# WHAT IS EXPECTED
Look for the line containing "Output the text content of this document." in the listing below. Retype that line and every subsequent line through the last one, and only those.

# DATA ROWS

+-------+

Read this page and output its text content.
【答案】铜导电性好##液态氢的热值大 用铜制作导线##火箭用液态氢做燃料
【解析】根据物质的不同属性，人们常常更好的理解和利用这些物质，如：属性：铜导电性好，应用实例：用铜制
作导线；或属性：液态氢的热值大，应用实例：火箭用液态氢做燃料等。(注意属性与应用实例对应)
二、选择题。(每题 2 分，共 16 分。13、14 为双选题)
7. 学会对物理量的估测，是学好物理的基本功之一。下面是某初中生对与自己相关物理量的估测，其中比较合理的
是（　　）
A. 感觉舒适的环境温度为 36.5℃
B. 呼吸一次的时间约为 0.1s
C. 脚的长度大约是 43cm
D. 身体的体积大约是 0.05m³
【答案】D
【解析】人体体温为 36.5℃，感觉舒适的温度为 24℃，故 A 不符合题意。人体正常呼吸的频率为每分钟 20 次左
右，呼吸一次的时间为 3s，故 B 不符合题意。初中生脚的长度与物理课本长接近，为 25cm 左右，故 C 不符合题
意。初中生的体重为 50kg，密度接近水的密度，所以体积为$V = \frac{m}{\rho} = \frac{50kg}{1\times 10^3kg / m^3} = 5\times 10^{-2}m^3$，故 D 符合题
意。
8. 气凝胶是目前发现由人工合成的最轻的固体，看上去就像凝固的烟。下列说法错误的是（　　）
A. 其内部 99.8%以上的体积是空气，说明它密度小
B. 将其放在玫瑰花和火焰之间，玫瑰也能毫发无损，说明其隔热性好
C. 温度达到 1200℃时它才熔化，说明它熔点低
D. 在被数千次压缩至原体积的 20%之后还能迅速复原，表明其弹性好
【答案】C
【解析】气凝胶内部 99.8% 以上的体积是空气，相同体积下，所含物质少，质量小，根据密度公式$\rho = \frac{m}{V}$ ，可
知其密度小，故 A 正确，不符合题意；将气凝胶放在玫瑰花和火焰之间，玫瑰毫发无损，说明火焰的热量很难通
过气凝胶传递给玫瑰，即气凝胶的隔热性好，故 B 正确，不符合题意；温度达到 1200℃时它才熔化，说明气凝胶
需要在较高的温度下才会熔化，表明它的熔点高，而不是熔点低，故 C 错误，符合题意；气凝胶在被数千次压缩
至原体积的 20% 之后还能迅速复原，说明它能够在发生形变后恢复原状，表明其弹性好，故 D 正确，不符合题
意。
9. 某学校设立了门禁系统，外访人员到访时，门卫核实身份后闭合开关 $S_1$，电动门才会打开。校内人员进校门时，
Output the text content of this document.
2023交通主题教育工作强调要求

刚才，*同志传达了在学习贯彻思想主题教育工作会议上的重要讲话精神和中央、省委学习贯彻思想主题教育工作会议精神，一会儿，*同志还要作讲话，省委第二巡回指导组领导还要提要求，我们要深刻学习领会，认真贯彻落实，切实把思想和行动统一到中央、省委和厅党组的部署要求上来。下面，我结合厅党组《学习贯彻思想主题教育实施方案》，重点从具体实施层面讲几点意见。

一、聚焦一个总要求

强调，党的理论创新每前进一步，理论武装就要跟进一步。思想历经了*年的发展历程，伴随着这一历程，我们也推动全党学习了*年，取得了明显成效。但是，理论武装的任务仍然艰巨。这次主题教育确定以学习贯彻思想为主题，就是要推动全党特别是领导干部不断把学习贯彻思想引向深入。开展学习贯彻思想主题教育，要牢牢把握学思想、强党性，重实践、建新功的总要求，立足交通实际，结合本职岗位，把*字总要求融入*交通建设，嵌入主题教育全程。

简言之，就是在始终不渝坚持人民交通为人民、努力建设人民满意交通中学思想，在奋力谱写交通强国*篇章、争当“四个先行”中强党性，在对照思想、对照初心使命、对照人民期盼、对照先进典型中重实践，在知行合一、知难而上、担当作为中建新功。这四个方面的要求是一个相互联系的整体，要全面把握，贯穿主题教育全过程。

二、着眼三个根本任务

+-------+

# FINAL ANSWER
Output the text content of this document.
2023交通主题教育工作强调要求

刚才，*同志传达了在学习贯彻思想主题教育工作会议上的重要讲话精神和中央、省委学习贯彻思想主题教育工作会议精神，一会儿，*同志还要作讲话，省委第二巡回指导组领导还要提要求，我们要深刻学习领会，认真贯彻落实，切实把思想和行动统一到中央、省委和厅党组的部署要求上来。下面，我结合厅党组《学习贯彻思想主题教育实施方案》，重点从具体实施层面讲几点意见。

一、聚焦一个总要求

强调，党的理论创新每前进一步，理论武装就要跟进一步。思想历经了*年的发展历程，伴随着这一历程，我们也推动全党学习了*年，取得了明显成效。但是，理论武装的任务仍然艰巨。这次主题教育确定以学习贯彻思想为主题，就是要推动全党特别是领导干部不断把学习贯彻思想引向深入。开展学习贯彻思想主题教育，要牢牢把握学思想、强党性，重实践、建新功的总要求，立足交通实际，结合本职岗位，把*字总要求融入*交通建设，嵌入主题教育全程。

简言之，就是在始终不渝坚持人民交通为人民、努力建设人民满意交通中学思想，在奋力谱写交通强国*篇章、争当“四个先行”中强党性，在对照思想、对照初心使命、对照人民期盼、对照先进典型中重实践，在知行合一、知难而上、担当作为中建新功。这四个方面的要求是一个相互联系的整体，要全面把握，贯穿主题教育全过程。

二、着眼三个根本任务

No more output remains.